Start of Exercise data

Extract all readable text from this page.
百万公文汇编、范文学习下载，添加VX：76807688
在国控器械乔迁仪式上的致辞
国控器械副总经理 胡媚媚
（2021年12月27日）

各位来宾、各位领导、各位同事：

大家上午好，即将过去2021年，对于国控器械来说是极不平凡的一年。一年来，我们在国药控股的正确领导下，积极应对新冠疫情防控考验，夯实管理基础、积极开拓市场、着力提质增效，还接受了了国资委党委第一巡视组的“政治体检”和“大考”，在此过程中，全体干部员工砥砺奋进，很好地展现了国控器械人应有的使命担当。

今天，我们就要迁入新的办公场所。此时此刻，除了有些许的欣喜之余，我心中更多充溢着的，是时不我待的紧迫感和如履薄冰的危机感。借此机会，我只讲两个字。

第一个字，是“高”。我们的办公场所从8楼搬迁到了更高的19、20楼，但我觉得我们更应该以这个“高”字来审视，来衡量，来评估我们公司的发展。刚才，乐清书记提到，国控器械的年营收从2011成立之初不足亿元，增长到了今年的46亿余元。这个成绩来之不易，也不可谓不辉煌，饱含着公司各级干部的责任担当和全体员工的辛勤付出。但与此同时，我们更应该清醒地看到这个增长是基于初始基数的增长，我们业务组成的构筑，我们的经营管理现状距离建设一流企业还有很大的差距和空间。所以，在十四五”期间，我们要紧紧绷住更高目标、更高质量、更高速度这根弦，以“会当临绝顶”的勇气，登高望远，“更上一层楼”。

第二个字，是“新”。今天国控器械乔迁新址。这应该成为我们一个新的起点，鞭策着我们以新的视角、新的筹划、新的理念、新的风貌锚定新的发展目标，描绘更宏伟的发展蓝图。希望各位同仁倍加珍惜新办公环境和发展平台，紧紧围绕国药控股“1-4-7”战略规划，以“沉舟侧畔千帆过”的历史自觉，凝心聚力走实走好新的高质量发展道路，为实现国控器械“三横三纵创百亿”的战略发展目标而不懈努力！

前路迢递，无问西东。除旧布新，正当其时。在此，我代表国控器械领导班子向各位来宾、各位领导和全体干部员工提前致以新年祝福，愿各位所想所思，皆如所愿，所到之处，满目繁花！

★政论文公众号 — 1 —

End of Exercise data

Copy out each record, keeping every word as it is.

Extract all readable text from this page.
百万公文汇编、范文学习下载，添加VX：76807688
在国控器械乔迁仪式上的致辞
国控器械副总经理 胡媚媚
（2021年12月27日）

各位来宾、各位领导、各位同事：

大家上午好，即将过去2021年，对于国控器械来说是极不平凡的一年。一年来，我们在国药控股的正确领导下，积极应对新冠疫情防控考验，夯实管理基础、积极开拓市场、着力提质增效，还接受了了国资委党委第一巡视组的“政治体检”和“大考”，在此过程中，全体干部员工砥砺奋进，很好地展现了国控器械人应有的使命担当。

今天，我们就要迁入新的办公场所。此时此刻，除了有些许的欣喜之余，我心中更多充溢着的，是时不我待的紧迫感和如履薄冰的危机感。借此机会，我只讲两个字。

第一个字，是“高”。我们的办公场所从8楼搬迁到了更高的19、20楼，但我觉得我们更应该以这个“高”字来审视，来衡量，来评估我们公司的发展。刚才，乐清书记提到，国控器械的年营收从2011成立之初不足亿元，增长到了今年的46亿余元。这个成绩来之不易，也不可谓不辉煌，饱含着公司各级干部的责任担当和全体员工的辛勤付出。但与此同时，我们更应该清醒地看到这个增长是基于初始基数的增长，我们业务组成的构筑，我们的经营管理现状距离建设一流企业还有很大的差距和空间。所以，在十四五”期间，我们要紧紧绷住更高目标、更高质量、更高速度这根弦，以“会当临绝顶”的勇气，登高望远，“更上一层楼”。

第二个字，是“新”。今天国控器械乔迁新址。这应该成为我们一个新的起点，鞭策着我们以新的视角、新的筹划、新的理念、新的风貌锚定新的发展目标，描绘更宏伟的发展蓝图。希望各位同仁倍加珍惜新办公环境和发展平台，紧紧围绕国药控股“1-4-7”战略规划，以“沉舟侧畔千帆过”的历史自觉，凝心聚力走实走好新的高质量发展道路，为实现国控器械“三横三纵创百亿”的战略发展目标而不懈努力！

前路迢递，无问西东。除旧布新，正当其时。在此，我代表国控器械领导班子向各位来宾、各位领导和全体干部员工提前致以新年祝福，愿各位所想所思，皆如所愿，所到之处，满目繁花！

★政论文公众号 — 1 —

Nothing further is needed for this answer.